[Start of Selected excerpt]

Does a prohibited conflict of interest exist where a city contracts for sanitation service with a city employee who was the only bidder or low bidder for the contract?
This question is answered in the negative.
You advised our staff by telephone that you recently accepted bids for a contract to provide trash and garbage pickup to your city parks. The only bid received, and therefore the lowest bid, was submitted by an employee of the city's parks and recreation department who serves as a toll attendant on the city fishing pier. The city council entered into the above-described contract and now wishes to know if such action created a conflict of interest for the subject employee.
The Code of Ethics states in relevant part:
DOING BUSINESS WITH ONE'S AGENCY. -- No employee of an agency acting in his official capacity as a purchasing agent, or public officer acting in his official capacity, shall either directly or indirectly purchase, rent, or lease any realty, goods, or services for his own agency from any business entity of which he or his spouse or child is an officer, partner, director, or proprietor or in which such officer or employee or his spouse or child, or any combination of them, has a material interest. Nor shall a public officer or employee, acting in a private capacity, rent, lease, or sell any realty, goods, or services to his own agency, if he is a state officer or employee or to any political subdivision or agency thereof, if he is serving as an officer or employee of that political subdivision. . . . This subsection shall not affect or be construed to prohibit contracts entered into prior to:
(a) October 1, 1975.
(b) Qualification for elective office.
(c) Appointment to public office.
(d) Beginning public employment.
[Fla. Stat. s. 112.313(3)(1975); emphasis supplied.]
The emphasized portion of this provision prohibits a public employee from acting in a private capacity to sell services to any agency of his political subdivision. However, s. 112.313(3) must be read in light of the following section of the Code of Ethics.
CONSTRUCTION. -- It is not the intent of this part, nor shall it be construed, to prevent any officer or employee of a state agency or county, city, or other political subdivision of the state or any legislator or legislative employee from accepting other employment or following any pursuit which does not interfere with the full and faithful discharge by such officer, employee, legislator, or legislative employee of his duties to the state or the county, city, or other political subdivision of the state involved. [Fla. Stat. s. 112.316(1975).]
This provision makes it clear that no provision of the code shall be construed to prohibit a public employee from following any pursuit that does not interfere with the full and faithful discharge of his public duties. Each standard of conduct must be read with this qualification in mind. The subject city employee is not in a position to supervise or regulate the city council, which enters into such contracts for the city. Nor do the employee's duties in any way involve approval or the giving of advice or recommendations as to contracts relating to sanitation service. Furthermore, the use of competitive bidding procedures gives additional insulation against the possibility of improper self-dealing. This being the case, we find that the subject contract does not interfere with the full and faithful discharge of the subject employee's duties. Thus, said contract does not create a prohibited conflict of interest for the employee.

[End of Selected excerpt]
[Start of Listed entries]

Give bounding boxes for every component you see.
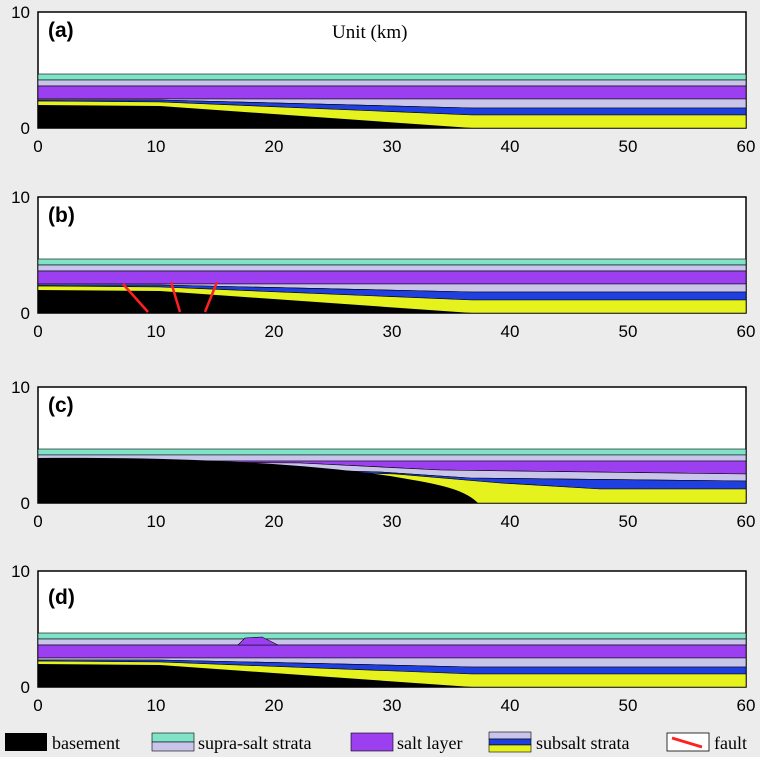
y-tick-label: 0 (21, 119, 30, 138)
y-tick-label: 10 (11, 3, 30, 22)
x-tick-label: 20 (265, 137, 284, 156)
panel-b: (b) 10 0 0 10 20 30 40 50 60 (11, 188, 755, 341)
x-tick-label: 50 (619, 696, 638, 715)
basement (38, 290, 472, 313)
supra-salt-top-layer (38, 73, 746, 81)
x-axis: 0 10 20 30 40 50 60 (33, 512, 755, 531)
x-tick-label: 60 (737, 137, 756, 156)
subsalt-swatch-lavender (488, 731, 532, 740)
strata-layers (38, 448, 746, 503)
y-tick-label: 0 (21, 494, 30, 513)
x-axis: 0 10 20 30 40 50 60 (33, 137, 755, 156)
supra-salt-bottom-layer (38, 79, 746, 87)
panel-a: (a) Unit (km) 10 0 0 10 20 30 40 50 60 (11, 3, 755, 156)
legend-label: fault (714, 733, 747, 753)
supra-salt-bottom-layer (38, 454, 746, 462)
basement (38, 664, 472, 687)
legend-item-salt: salt layer (350, 732, 462, 753)
x-tick-label: 30 (383, 137, 402, 156)
x-tick-label: 10 (147, 696, 166, 715)
fault-line (122, 283, 149, 313)
x-tick-label: 10 (147, 512, 166, 531)
panel-label: (a) (48, 19, 74, 42)
x-axis: 0 10 20 30 40 50 60 (33, 322, 755, 341)
salt-swatch (350, 732, 394, 752)
x-tick-label: 40 (501, 512, 520, 531)
x-tick-label: 10 (147, 322, 166, 341)
y-tick-label: 10 (11, 562, 30, 581)
supra-salt-top-layer (38, 632, 746, 640)
basement-swatch (5, 733, 47, 751)
salt-layer (38, 644, 746, 659)
panel-label: (b) (48, 204, 75, 227)
salt-dome (237, 636, 279, 646)
legend-item-supra-salt: supra-salt strata (151, 732, 311, 753)
subsalt-swatch-yellow (488, 744, 532, 753)
x-tick-label: 60 (737, 696, 756, 715)
legend-label: basement (52, 733, 120, 753)
basement (38, 457, 478, 503)
y-tick-label: 0 (21, 678, 30, 697)
supra-salt-bottom-layer (38, 264, 746, 272)
x-tick-label: 50 (619, 322, 638, 341)
fault-line (169, 281, 182, 313)
supra-salt-swatch-bottom (151, 741, 195, 752)
legend-label: subsalt strata (536, 733, 629, 753)
panel-c: (c) 10 0 0 10 20 30 40 50 60 (11, 378, 755, 531)
unit-label: Unit (km) (332, 22, 407, 43)
subsalt-swatch-blue (488, 738, 532, 746)
legend-item-fault: fault (666, 732, 747, 753)
panel-d: (d) 10 0 0 10 20 30 40 50 60 (11, 562, 755, 715)
basement (38, 105, 472, 128)
salt-layer (38, 85, 746, 100)
x-tick-label: 10 (147, 137, 166, 156)
x-tick-label: 30 (383, 696, 402, 715)
panel-label: (c) (48, 394, 74, 417)
x-tick-label: 0 (33, 137, 42, 156)
y-tick-label: 0 (21, 304, 30, 323)
x-axis: 0 10 20 30 40 50 60 (33, 696, 755, 715)
supra-salt-top-layer (38, 448, 746, 456)
x-tick-label: 0 (33, 322, 42, 341)
legend-label: supra-salt strata (198, 733, 311, 753)
x-tick-label: 60 (737, 322, 756, 341)
x-tick-label: 50 (619, 137, 638, 156)
legend-item-basement: basement (5, 733, 120, 753)
x-tick-label: 40 (501, 696, 520, 715)
fault-line (203, 281, 219, 313)
x-tick-label: 30 (383, 512, 402, 531)
panel-label: (d) (48, 586, 75, 609)
fault-swatch-line (671, 736, 703, 749)
x-tick-label: 40 (501, 137, 520, 156)
x-tick-label: 50 (619, 512, 638, 531)
supra-salt-top-layer (38, 258, 746, 266)
supra-salt-swatch-top (151, 732, 195, 743)
x-tick-label: 40 (501, 322, 520, 341)
x-tick-label: 0 (33, 512, 42, 531)
strata-layers (38, 73, 746, 128)
legend-label: salt layer (397, 733, 462, 753)
strata-layers (38, 258, 746, 313)
x-tick-label: 20 (265, 512, 284, 531)
x-tick-label: 0 (33, 696, 42, 715)
y-tick-label: 10 (11, 188, 30, 207)
x-tick-label: 20 (265, 322, 284, 341)
x-tick-label: 30 (383, 322, 402, 341)
x-tick-label: 60 (737, 512, 756, 531)
salt-layer (38, 270, 746, 285)
x-tick-label: 20 (265, 696, 284, 715)
y-tick-label: 10 (11, 378, 30, 397)
legend: basement supra-salt strata salt layer su… (5, 731, 747, 753)
strata-layers (38, 632, 746, 687)
legend-item-subsalt: subsalt strata (488, 731, 629, 753)
supra-salt-bottom-layer (38, 638, 746, 646)
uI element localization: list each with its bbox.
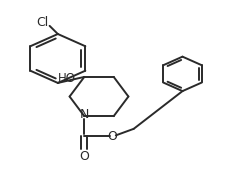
Text: O: O: [79, 150, 89, 162]
Text: N: N: [80, 108, 89, 121]
Text: HO: HO: [58, 72, 76, 85]
Text: O: O: [108, 130, 118, 143]
Text: Cl: Cl: [36, 16, 49, 29]
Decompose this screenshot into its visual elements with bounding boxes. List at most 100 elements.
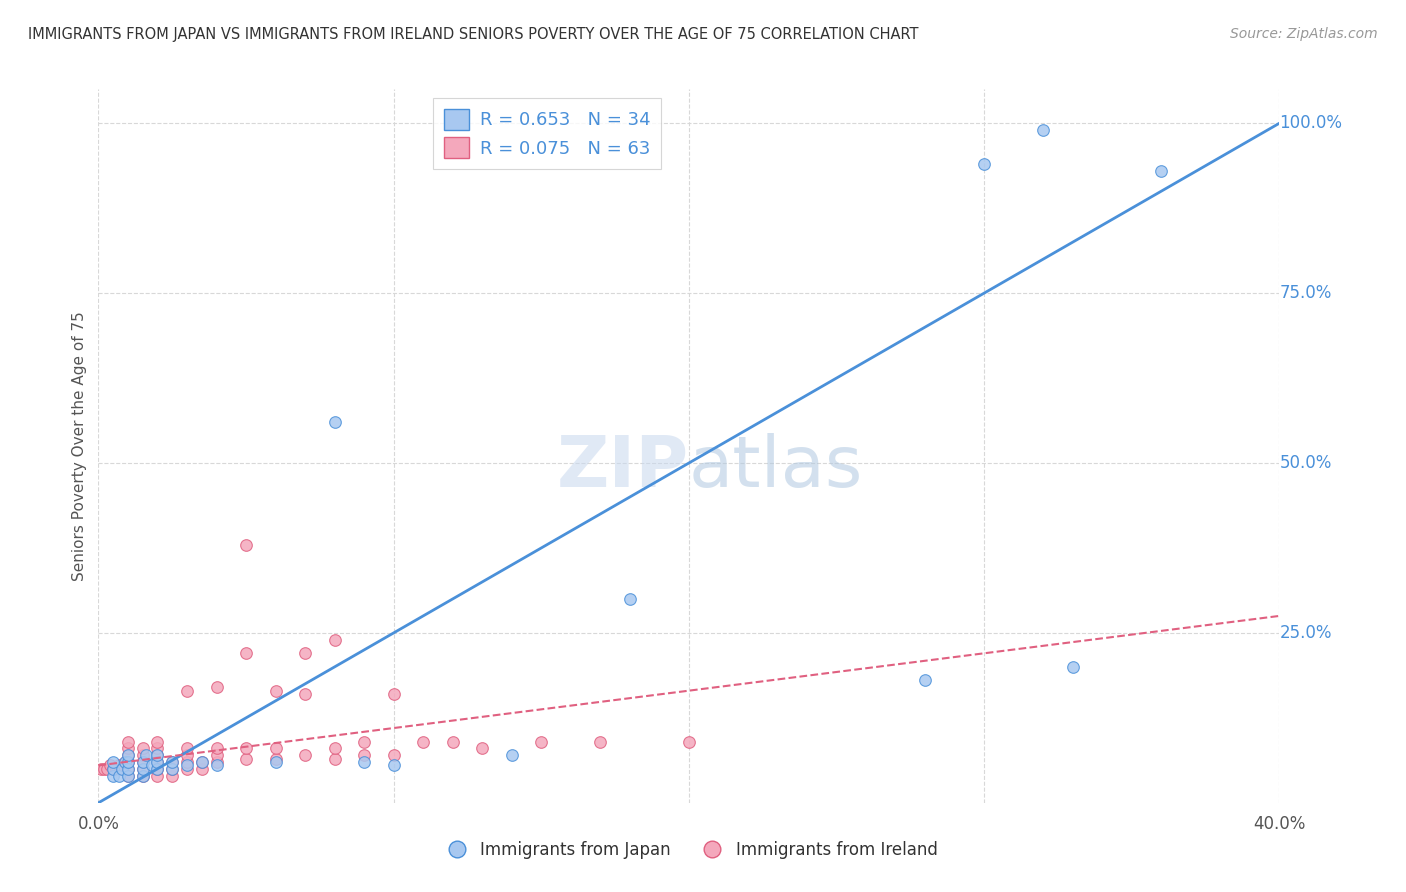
Text: Source: ZipAtlas.com: Source: ZipAtlas.com <box>1230 27 1378 41</box>
Point <box>412 734 434 748</box>
Point <box>114 755 136 769</box>
Point <box>132 762 155 776</box>
Point <box>96 762 118 776</box>
Point <box>353 748 375 763</box>
Legend: Immigrants from Japan, Immigrants from Ireland: Immigrants from Japan, Immigrants from I… <box>433 835 945 866</box>
Point <box>353 755 375 769</box>
Point <box>117 734 139 748</box>
Point <box>162 755 183 769</box>
Point <box>111 762 134 776</box>
Point <box>294 687 316 701</box>
Text: 100.0%: 100.0% <box>1279 114 1343 132</box>
Point <box>93 762 115 776</box>
Point <box>264 755 287 769</box>
Point <box>914 673 936 688</box>
Point <box>117 748 139 763</box>
Point <box>146 734 169 748</box>
Point <box>176 741 198 756</box>
Point <box>146 762 169 776</box>
Point <box>205 680 228 694</box>
Point <box>162 755 183 769</box>
Point <box>323 751 346 765</box>
Point <box>235 741 257 756</box>
Point <box>141 758 163 772</box>
Point <box>471 741 494 756</box>
Point <box>176 755 198 769</box>
Point <box>205 758 228 772</box>
Point <box>117 755 139 769</box>
Point <box>162 762 183 776</box>
Point <box>176 762 198 776</box>
Point <box>146 748 169 763</box>
Point <box>146 769 169 783</box>
Point <box>205 748 228 763</box>
Point <box>191 755 214 769</box>
Point <box>117 762 139 776</box>
Point <box>103 755 125 769</box>
Point <box>117 769 139 783</box>
Point <box>117 748 139 763</box>
Point <box>382 758 405 772</box>
Point <box>132 755 155 769</box>
Point <box>108 758 131 772</box>
Point <box>132 769 155 783</box>
Point <box>323 415 346 429</box>
Point <box>973 157 995 171</box>
Point <box>176 683 198 698</box>
Point <box>162 762 183 776</box>
Point <box>441 734 464 748</box>
Point <box>235 646 257 660</box>
Point <box>132 741 155 756</box>
Point <box>530 734 553 748</box>
Point <box>114 755 136 769</box>
Point <box>103 762 125 776</box>
Point <box>135 748 157 763</box>
Point <box>235 751 257 765</box>
Point <box>176 758 198 772</box>
Point <box>176 748 198 763</box>
Point <box>132 748 155 763</box>
Point <box>264 741 287 756</box>
Point <box>132 755 155 769</box>
Point <box>146 755 169 769</box>
Point <box>117 769 139 783</box>
Point <box>146 755 169 769</box>
Point <box>105 762 128 776</box>
Text: ZIP: ZIP <box>557 433 689 502</box>
Point <box>117 755 139 769</box>
Text: 50.0%: 50.0% <box>1279 454 1331 472</box>
Point <box>146 762 169 776</box>
Point <box>678 734 700 748</box>
Point <box>117 762 139 776</box>
Point <box>132 762 155 776</box>
Point <box>146 748 169 763</box>
Point <box>191 762 214 776</box>
Point <box>1032 123 1054 137</box>
Text: IMMIGRANTS FROM JAPAN VS IMMIGRANTS FROM IRELAND SENIORS POVERTY OVER THE AGE OF: IMMIGRANTS FROM JAPAN VS IMMIGRANTS FROM… <box>28 27 918 42</box>
Point <box>353 734 375 748</box>
Point <box>264 683 287 698</box>
Point <box>619 591 641 606</box>
Point <box>294 748 316 763</box>
Point <box>117 741 139 756</box>
Point <box>205 755 228 769</box>
Text: 25.0%: 25.0% <box>1279 624 1331 642</box>
Point <box>90 762 112 776</box>
Point <box>103 762 125 776</box>
Point <box>1150 163 1173 178</box>
Point <box>162 769 183 783</box>
Point <box>294 646 316 660</box>
Point <box>111 762 134 776</box>
Point <box>205 741 228 756</box>
Point <box>382 687 405 701</box>
Point <box>264 751 287 765</box>
Point <box>323 741 346 756</box>
Point <box>132 769 155 783</box>
Y-axis label: Seniors Poverty Over the Age of 75: Seniors Poverty Over the Age of 75 <box>72 311 87 581</box>
Point <box>103 769 125 783</box>
Text: 75.0%: 75.0% <box>1279 284 1331 302</box>
Point <box>589 734 612 748</box>
Point <box>108 769 131 783</box>
Point <box>98 758 121 772</box>
Point <box>382 748 405 763</box>
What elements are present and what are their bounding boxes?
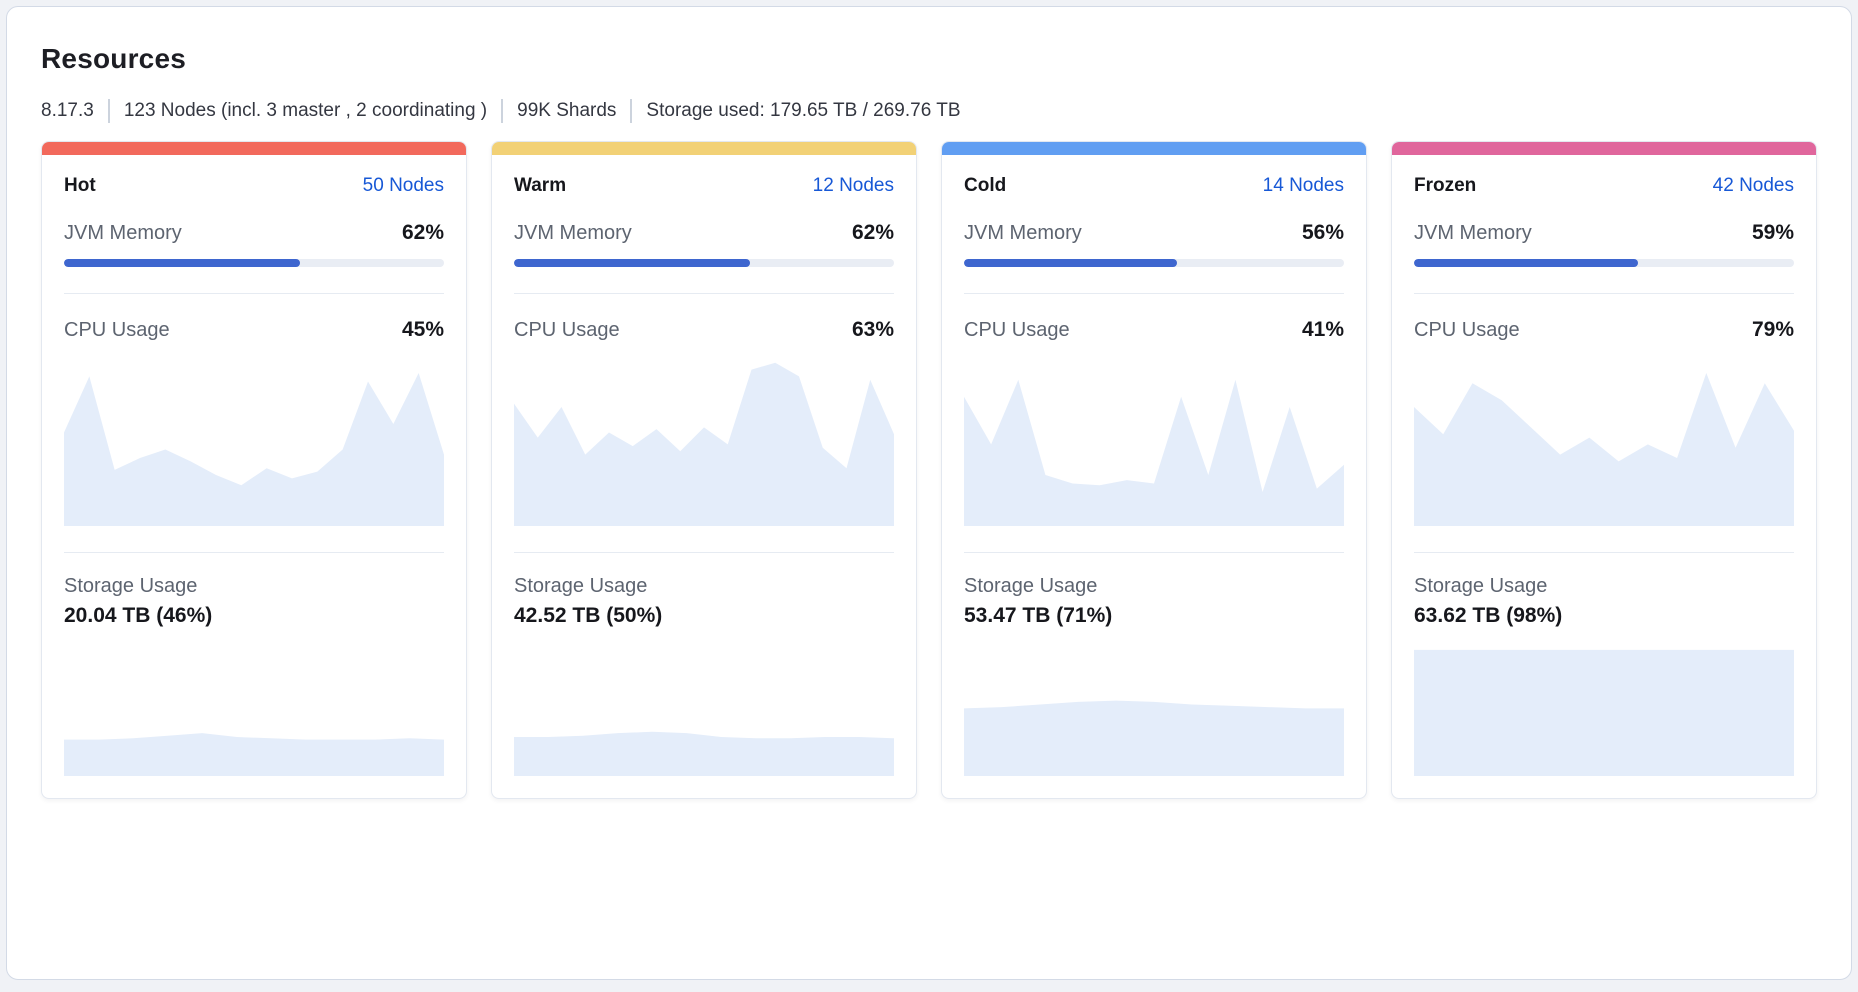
cpu-usage-chart (964, 356, 1344, 526)
storage-usage-chart (1414, 646, 1794, 776)
tier-name: Frozen (1414, 175, 1477, 196)
storage-usage-chart (964, 646, 1344, 776)
jvm-memory-value: 56% (1301, 221, 1344, 244)
cpu-usage-chart (514, 356, 894, 526)
storage-usage-label: Storage Usage (64, 575, 198, 597)
jvm-memory-label: JVM Memory (514, 222, 632, 244)
jvm-memory-progressbar (1414, 259, 1794, 267)
page-title: Resources (41, 43, 186, 74)
section-divider (964, 552, 1344, 553)
jvm-memory-progressbar (514, 259, 894, 267)
cpu-usage-value: 41% (1301, 318, 1344, 341)
jvm-memory-value: 62% (401, 221, 444, 244)
storage-usage-label: Storage Usage (1414, 575, 1548, 597)
storage-usage-value: 42.52 TB (50%) (514, 604, 663, 627)
tier-name: Hot (64, 175, 96, 196)
storage-usage-label: Storage Usage (514, 575, 648, 597)
tier-cards: Hot 50 Nodes JVM Memory 62% CPU Usage 45… (41, 141, 1817, 799)
jvm-memory-progress-fill (64, 259, 300, 267)
section-divider (964, 293, 1344, 294)
tier-accent-bar-warm (492, 142, 916, 155)
tier-nodes-link[interactable]: 14 Nodes (1262, 175, 1344, 196)
cpu-usage-chart (64, 356, 444, 526)
tier-card-hot: Hot 50 Nodes JVM Memory 62% CPU Usage 45… (41, 141, 467, 799)
tier-card-cold: Cold 14 Nodes JVM Memory 56% CPU Usage 4… (941, 141, 1367, 799)
tier-nodes-link[interactable]: 50 Nodes (362, 175, 444, 196)
tier-card-frozen: Frozen 42 Nodes JVM Memory 59% CPU Usage… (1391, 141, 1817, 799)
storage-usage-value: 63.62 TB (98%) (1414, 604, 1563, 627)
storage-usage-value: 53.47 TB (71%) (964, 604, 1113, 627)
meta-divider (630, 99, 633, 123)
cpu-usage-label: CPU Usage (64, 319, 170, 341)
tier-nodes-link[interactable]: 12 Nodes (812, 175, 894, 196)
tier-name: Cold (964, 175, 1007, 196)
jvm-memory-progress-fill (514, 259, 750, 267)
cpu-usage-value: 63% (851, 318, 894, 341)
resources-panel: Resources 8.17.3 123 Nodes (incl. 3 mast… (6, 6, 1852, 980)
jvm-memory-value: 62% (851, 221, 894, 244)
meta-divider (501, 99, 504, 123)
section-divider (514, 293, 894, 294)
storage-usage-label: Storage Usage (964, 575, 1098, 597)
section-divider (1414, 293, 1794, 294)
storage-usage-chart (514, 646, 894, 776)
cpu-usage-value: 79% (1751, 318, 1794, 341)
jvm-memory-progress-fill (1414, 259, 1639, 267)
jvm-memory-progressbar (64, 259, 444, 267)
section-divider (514, 552, 894, 553)
section-divider (1414, 552, 1794, 553)
cpu-usage-label: CPU Usage (1414, 319, 1520, 341)
jvm-memory-label: JVM Memory (1414, 222, 1532, 244)
tier-accent-bar-cold (942, 142, 1366, 155)
nodes-summary: 123 Nodes (incl. 3 master , 2 coordinati… (123, 100, 488, 121)
tier-name: Warm (514, 175, 567, 196)
jvm-memory-label: JVM Memory (64, 222, 182, 244)
section-divider (64, 293, 444, 294)
meta-divider (107, 99, 110, 123)
storage-usage-value: 20.04 TB (46%) (64, 604, 213, 627)
tier-accent-bar-frozen (1392, 142, 1816, 155)
cpu-usage-chart (1414, 356, 1794, 526)
jvm-memory-progressbar (964, 259, 1344, 267)
jvm-memory-progress-fill (964, 259, 1177, 267)
section-divider (64, 552, 444, 553)
jvm-memory-value: 59% (1751, 221, 1794, 244)
tier-card-warm: Warm 12 Nodes JVM Memory 62% CPU Usage 6… (491, 141, 917, 799)
cpu-usage-value: 45% (401, 318, 444, 341)
tier-accent-bar-hot (42, 142, 466, 155)
cpu-usage-label: CPU Usage (964, 319, 1070, 341)
storage-usage-chart (64, 646, 444, 776)
storage-summary: Storage used: 179.65 TB / 269.76 TB (646, 100, 961, 121)
shards-summary: 99K Shards (517, 100, 617, 121)
cluster-meta: 8.17.3 123 Nodes (incl. 3 master , 2 coo… (41, 99, 1817, 123)
cpu-usage-label: CPU Usage (514, 319, 620, 341)
jvm-memory-label: JVM Memory (964, 222, 1082, 244)
tier-nodes-link[interactable]: 42 Nodes (1712, 175, 1794, 196)
version-label: 8.17.3 (41, 100, 94, 121)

[End of Listed entries]

**Directives:**
A – Answer these questions from the conflict-of-interest opinion:
(i) What job does the city employee who bid on the contract hold?
(ii) Under what statute section is the "CONSTRUCTION" provision cited?
(iii) According to the opinion, what gives additional insulation against the possibility of improper self-dealing?
B – Go on with the conflict-of-interest opinion, starting after its final sentence.
The lines above are separate material and are not part of the conflict-of-interest opinion.

**Expected results:**
A –
(i) The employee works in the city's parks and recreation department as a toll attendant on the city fishing pier.
(ii) Fla. Stat. s. 112.316 (1975).
(iii) The use of competitive bidding procedures.

B –
The Code of Ethics further provides as follows:
CONFLICTING EMPLOYMENT OR CONTRACTUAL RELATIONSHIP. -- No public officer or employee of an agency shall have or hold any employment or contractual relationship with any business entity or any agency which is subject to the regulation of, or is doing business with, an agency of which he is an officer or employee . . . nor shall an officer or employee of an agency have or hold any employment or contractual relationship that will create a continuing or frequently recurring conflict between his private interests and the performance of his public duties or that would impede the full and faithful discharge of his public duties. [Fla. Stat. s. 112.313(7)(a)(1975).]
This provision first prohibits a public employee from having employment with a business entity which is doing business with the agency by which he is employed. As owner/operator of the sanitation service, the subject employee does have employment with a business entity doing business with the city council. [See Fla. Stat. s. 112.312(3)(1975).] However, the employee's public agency is the parks and recreation department rather than the city council; therefore, his business entity is not doing business with his agency and this prohibition becomes inapplicable.
The above-quoted provision next prohibits a public employee from having a contractual relationship with an agency which is subject to the regulation of his public agency. Of course, the parks and recreation department is subject to the regulation of the city council rather than vice-versa. Consequently, this prohibition does not prohibit the contractual relationship you describe.
In summary, the subject employee is not prohibited by any provision of the Code of Ethics from simultaneously being employed by the city's parks and recreation department and having the above- described contract with the city council.